Repeat the listing in full, exactly as it stands.

────────────────

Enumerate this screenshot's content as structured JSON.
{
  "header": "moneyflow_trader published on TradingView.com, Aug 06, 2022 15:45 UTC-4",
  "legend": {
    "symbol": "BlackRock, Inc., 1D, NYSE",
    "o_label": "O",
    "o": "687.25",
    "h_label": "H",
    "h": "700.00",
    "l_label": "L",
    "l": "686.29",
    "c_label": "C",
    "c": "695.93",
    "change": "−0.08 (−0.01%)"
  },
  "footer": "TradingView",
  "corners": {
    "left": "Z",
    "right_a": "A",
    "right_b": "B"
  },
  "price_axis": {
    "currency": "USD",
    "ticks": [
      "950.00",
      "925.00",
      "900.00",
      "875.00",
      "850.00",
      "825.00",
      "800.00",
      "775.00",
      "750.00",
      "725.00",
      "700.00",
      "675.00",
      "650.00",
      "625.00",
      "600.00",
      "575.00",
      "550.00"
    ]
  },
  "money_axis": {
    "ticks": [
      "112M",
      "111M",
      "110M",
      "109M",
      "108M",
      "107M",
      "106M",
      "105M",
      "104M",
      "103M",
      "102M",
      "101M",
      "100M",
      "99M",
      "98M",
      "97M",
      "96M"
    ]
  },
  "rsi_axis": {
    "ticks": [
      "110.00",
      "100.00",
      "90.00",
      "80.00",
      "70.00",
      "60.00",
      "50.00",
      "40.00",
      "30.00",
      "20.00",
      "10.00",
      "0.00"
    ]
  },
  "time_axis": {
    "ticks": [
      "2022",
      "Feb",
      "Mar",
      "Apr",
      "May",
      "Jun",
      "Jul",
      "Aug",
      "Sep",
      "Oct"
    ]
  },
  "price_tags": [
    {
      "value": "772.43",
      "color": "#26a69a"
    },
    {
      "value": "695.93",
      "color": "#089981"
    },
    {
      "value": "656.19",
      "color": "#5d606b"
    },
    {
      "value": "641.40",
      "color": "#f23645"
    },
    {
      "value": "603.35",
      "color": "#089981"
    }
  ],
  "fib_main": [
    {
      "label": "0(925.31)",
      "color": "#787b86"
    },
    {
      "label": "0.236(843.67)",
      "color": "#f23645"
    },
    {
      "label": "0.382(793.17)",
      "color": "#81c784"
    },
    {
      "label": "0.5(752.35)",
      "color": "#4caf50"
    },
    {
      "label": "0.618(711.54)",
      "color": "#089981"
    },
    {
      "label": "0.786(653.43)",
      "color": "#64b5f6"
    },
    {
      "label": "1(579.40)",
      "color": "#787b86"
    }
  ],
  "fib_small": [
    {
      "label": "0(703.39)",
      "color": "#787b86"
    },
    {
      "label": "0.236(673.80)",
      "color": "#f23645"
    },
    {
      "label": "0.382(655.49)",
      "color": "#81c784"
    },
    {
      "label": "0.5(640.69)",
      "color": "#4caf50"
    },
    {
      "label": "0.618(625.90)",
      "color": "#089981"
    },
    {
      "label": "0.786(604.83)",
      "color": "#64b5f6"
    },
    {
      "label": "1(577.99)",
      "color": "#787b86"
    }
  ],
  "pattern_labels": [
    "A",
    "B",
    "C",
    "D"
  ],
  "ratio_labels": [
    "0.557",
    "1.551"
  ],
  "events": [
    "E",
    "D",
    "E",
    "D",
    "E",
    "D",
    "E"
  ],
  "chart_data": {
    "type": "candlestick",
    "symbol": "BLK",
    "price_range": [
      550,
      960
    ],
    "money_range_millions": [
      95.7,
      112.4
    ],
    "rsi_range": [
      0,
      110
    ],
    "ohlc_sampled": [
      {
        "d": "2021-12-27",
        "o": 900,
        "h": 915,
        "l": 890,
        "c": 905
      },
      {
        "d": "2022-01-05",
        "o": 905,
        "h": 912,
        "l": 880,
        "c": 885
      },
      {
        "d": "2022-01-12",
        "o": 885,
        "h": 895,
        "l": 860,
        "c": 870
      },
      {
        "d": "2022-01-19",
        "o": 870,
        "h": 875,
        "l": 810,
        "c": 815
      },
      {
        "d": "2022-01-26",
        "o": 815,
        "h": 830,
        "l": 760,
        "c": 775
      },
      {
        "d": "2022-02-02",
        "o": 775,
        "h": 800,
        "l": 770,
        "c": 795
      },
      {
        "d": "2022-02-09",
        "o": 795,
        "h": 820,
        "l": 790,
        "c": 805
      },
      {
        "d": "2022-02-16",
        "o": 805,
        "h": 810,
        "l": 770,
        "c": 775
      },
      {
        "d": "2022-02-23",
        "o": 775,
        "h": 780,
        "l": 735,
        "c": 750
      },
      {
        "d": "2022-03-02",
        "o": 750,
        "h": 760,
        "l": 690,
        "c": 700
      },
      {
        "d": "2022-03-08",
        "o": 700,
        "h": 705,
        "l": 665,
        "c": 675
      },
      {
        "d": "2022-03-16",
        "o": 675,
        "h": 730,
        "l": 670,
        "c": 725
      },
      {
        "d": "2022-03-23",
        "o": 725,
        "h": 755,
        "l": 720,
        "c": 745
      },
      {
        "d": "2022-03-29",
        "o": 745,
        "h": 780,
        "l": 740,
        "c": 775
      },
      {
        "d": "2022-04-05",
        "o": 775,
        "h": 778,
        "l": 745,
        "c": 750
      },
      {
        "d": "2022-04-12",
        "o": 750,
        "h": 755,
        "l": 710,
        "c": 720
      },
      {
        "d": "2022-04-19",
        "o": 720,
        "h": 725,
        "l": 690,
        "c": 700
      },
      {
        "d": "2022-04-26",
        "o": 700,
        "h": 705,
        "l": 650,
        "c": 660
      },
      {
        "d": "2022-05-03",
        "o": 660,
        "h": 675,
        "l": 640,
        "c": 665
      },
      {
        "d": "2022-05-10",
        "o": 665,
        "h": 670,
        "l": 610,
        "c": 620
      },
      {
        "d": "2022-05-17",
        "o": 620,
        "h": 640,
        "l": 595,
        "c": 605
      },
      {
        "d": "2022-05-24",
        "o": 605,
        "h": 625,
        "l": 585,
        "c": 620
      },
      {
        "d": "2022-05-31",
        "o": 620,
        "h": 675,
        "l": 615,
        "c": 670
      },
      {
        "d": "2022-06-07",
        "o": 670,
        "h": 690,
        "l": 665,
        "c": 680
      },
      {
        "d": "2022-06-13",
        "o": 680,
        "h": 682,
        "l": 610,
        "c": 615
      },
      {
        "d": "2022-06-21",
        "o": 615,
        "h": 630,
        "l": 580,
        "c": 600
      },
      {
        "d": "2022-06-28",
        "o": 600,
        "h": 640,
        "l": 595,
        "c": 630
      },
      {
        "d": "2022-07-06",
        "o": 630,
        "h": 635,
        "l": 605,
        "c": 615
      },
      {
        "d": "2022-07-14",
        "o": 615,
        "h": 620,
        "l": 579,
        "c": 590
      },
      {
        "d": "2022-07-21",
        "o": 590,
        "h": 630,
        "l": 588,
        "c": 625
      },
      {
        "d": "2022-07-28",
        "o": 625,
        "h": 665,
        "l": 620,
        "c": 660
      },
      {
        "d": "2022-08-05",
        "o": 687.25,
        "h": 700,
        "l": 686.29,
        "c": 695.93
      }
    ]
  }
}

────────────────

● **THE RESULT**
Enumerate this screenshot's content as structured JSON.
{
  "header": "moneyflow_trader published on TradingView.com, Aug 06, 2022 15:45 UTC-4",
  "legend": {
    "symbol": "BlackRock, Inc., 1D, NYSE",
    "o_label": "O",
    "o": "687.25",
    "h_label": "H",
    "h": "700.00",
    "l_label": "L",
    "l": "686.29",
    "c_label": "C",
    "c": "695.93",
    "change": "−0.08 (−0.01%)"
  },
  "footer": "TradingView",
  "corners": {
    "left": "Z",
    "right_a": "A",
    "right_b": "B"
  },
  "price_axis": {
    "currency": "USD",
    "ticks": [
      "950.00",
      "925.00",
      "900.00",
      "875.00",
      "850.00",
      "825.00",
      "800.00",
      "775.00",
      "750.00",
      "725.00",
      "700.00",
      "675.00",
      "650.00",
      "625.00",
      "600.00",
      "575.00",
      "550.00"
    ]
  },
  "money_axis": {
    "ticks": [
      "112M",
      "111M",
      "110M",
      "109M",
      "108M",
      "107M",
      "106M",
      "105M",
      "104M",
      "103M",
      "102M",
      "101M",
      "100M",
      "99M",
      "98M",
      "97M",
      "96M"
    ]
  },
  "rsi_axis": {
    "ticks": [
      "110.00",
      "100.00",
      "90.00",
      "80.00",
      "70.00",
      "60.00",
      "50.00",
      "40.00",
      "30.00",
      "20.00",
      "10.00",
      "0.00"
    ]
  },
  "time_axis": {
    "ticks": [
      "2022",
      "Feb",
      "Mar",
      "Apr",
      "May",
      "Jun",
      "Jul",
      "Aug",
      "Sep",
      "Oct"
    ]
  },
  "price_tags": [
    {
      "value": "772.43",
      "color": "#26a69a"
    },
    {
      "value": "695.93",
      "color": "#089981"
    },
    {
      "value": "656.19",
      "color": "#5d606b"
    },
    {
      "value": "641.40",
      "color": "#f23645"
    },
    {
      "value": "603.35",
      "color": "#089981"
    }
  ],
  "fib_main": [
    {
      "label": "0(925.31)",
      "color": "#787b86"
    },
    {
      "label": "0.236(843.67)",
      "color": "#f23645"
    },
    {
      "label": "0.382(793.17)",
      "color": "#81c784"
    },
    {
      "label": "0.5(752.35)",
      "color": "#4caf50"
    },
    {
      "label": "0.618(711.54)",
      "color": "#089981"
    },
    {
      "label": "0.786(653.43)",
      "color": "#64b5f6"
    },
    {
      "label": "1(579.40)",
      "color": "#787b86"
    }
  ],
  "fib_small": [
    {
      "label": "0(703.39)",
      "color": "#787b86"
    },
    {
      "label": "0.236(673.80)",
      "color": "#f23645"
    },
    {
      "label": "0.382(655.49)",
      "color": "#81c784"
    },
    {
      "label": "0.5(640.69)",
      "color": "#4caf50"
    },
    {
      "label": "0.618(625.90)",
      "color": "#089981"
    },
    {
      "label": "0.786(604.83)",
      "color": "#64b5f6"
    },
    {
      "label": "1(577.99)",
      "color": "#787b86"
    }
  ],
  "pattern_labels": [
    "A",
    "B",
    "C",
    "D"
  ],
  "ratio_labels": [
    "0.557",
    "1.551"
  ],
  "events": [
    "E",
    "D",
    "E",
    "D",
    "E",
    "D",
    "E"
  ],
  "chart_data": {
    "type": "candlestick",
    "symbol": "BLK",
    "price_range": [
      550,
      960
    ],
    "money_range_millions": [
      95.7,
      112.4
    ],
    "rsi_range": [
      0,
      110
    ],
    "ohlc_sampled": [
      {
        "d": "2021-12-27",
        "o": 900,
        "h": 915,
        "l": 890,
        "c": 905
      },
      {
        "d": "2022-01-05",
        "o": 905,
        "h": 912,
        "l": 880,
        "c": 885
      },
      {
        "d": "2022-01-12",
        "o": 885,
        "h": 895,
        "l": 860,
        "c": 870
      },
      {
        "d": "2022-01-19",
        "o": 870,
        "h": 875,
        "l": 810,
        "c": 815
      },
      {
        "d": "2022-01-26",
        "o": 815,
        "h": 830,
        "l": 760,
        "c": 775
      },
      {
        "d": "2022-02-02",
        "o": 775,
        "h": 800,
        "l": 770,
        "c": 795
      },
      {
        "d": "2022-02-09",
        "o": 795,
        "h": 820,
        "l": 790,
        "c": 805
      },
      {
        "d": "2022-02-16",
        "o": 805,
        "h": 810,
        "l": 770,
        "c": 775
      },
      {
        "d": "2022-02-23",
        "o": 775,
        "h": 780,
        "l": 735,
        "c": 750
      },
      {
        "d": "2022-03-02",
        "o": 750,
        "h": 760,
        "l": 690,
        "c": 700
      },
      {
        "d": "2022-03-08",
        "o": 700,
        "h": 705,
        "l": 665,
        "c": 675
      },
      {
        "d": "2022-03-16",
        "o": 675,
        "h": 730,
        "l": 670,
        "c": 725
      },
      {
        "d": "2022-03-23",
        "o": 725,
        "h": 755,
        "l": 720,
        "c": 745
      },
      {
        "d": "2022-03-29",
        "o": 745,
        "h": 780,
        "l": 740,
        "c": 775
      },
      {
        "d": "2022-04-05",
        "o": 775,
        "h": 778,
        "l": 745,
        "c": 750
      },
      {
        "d": "2022-04-12",
        "o": 750,
        "h": 755,
        "l": 710,
        "c": 720
      },
      {
        "d": "2022-04-19",
        "o": 720,
        "h": 725,
        "l": 690,
        "c": 700
      },
      {
        "d": "2022-04-26",
        "o": 700,
        "h": 705,
        "l": 650,
        "c": 660
      },
      {
        "d": "2022-05-03",
        "o": 660,
        "h": 675,
        "l": 640,
        "c": 665
      },
      {
        "d": "2022-05-10",
        "o": 665,
        "h": 670,
        "l": 610,
        "c": 620
      },
      {
        "d": "2022-05-17",
        "o": 620,
        "h": 640,
        "l": 595,
        "c": 605
      },
      {
        "d": "2022-05-24",
        "o": 605,
        "h": 625,
        "l": 585,
        "c": 620
      },
      {
        "d": "2022-05-31",
        "o": 620,
        "h": 675,
        "l": 615,
        "c": 670
      },
      {
        "d": "2022-06-07",
        "o": 670,
        "h": 690,
        "l": 665,
        "c": 680
      },
      {
        "d": "2022-06-13",
        "o": 680,
        "h": 682,
        "l": 610,
        "c": 615
      },
      {
        "d": "2022-06-21",
        "o": 615,
        "h": 630,
        "l": 580,
        "c": 600
      },
      {
        "d": "2022-06-28",
        "o": 600,
        "h": 640,
        "l": 595,
        "c": 630
      },
      {
        "d": "2022-07-06",
        "o": 630,
        "h": 635,
        "l": 605,
        "c": 615
      },
      {
        "d": "2022-07-14",
        "o": 615,
        "h": 620,
        "l": 579,
        "c": 590
      },
      {
        "d": "2022-07-21",
        "o": 590,
        "h": 630,
        "l": 588,
        "c": 625
      },
      {
        "d": "2022-07-28",
        "o": 625,
        "h": 665,
        "l": 620,
        "c": 660
      },
      {
        "d": "2022-08-05",
        "o": 687.25,
        "h": 700,
        "l": 686.29,
        "c": 695.93
      }
    ]
  }
}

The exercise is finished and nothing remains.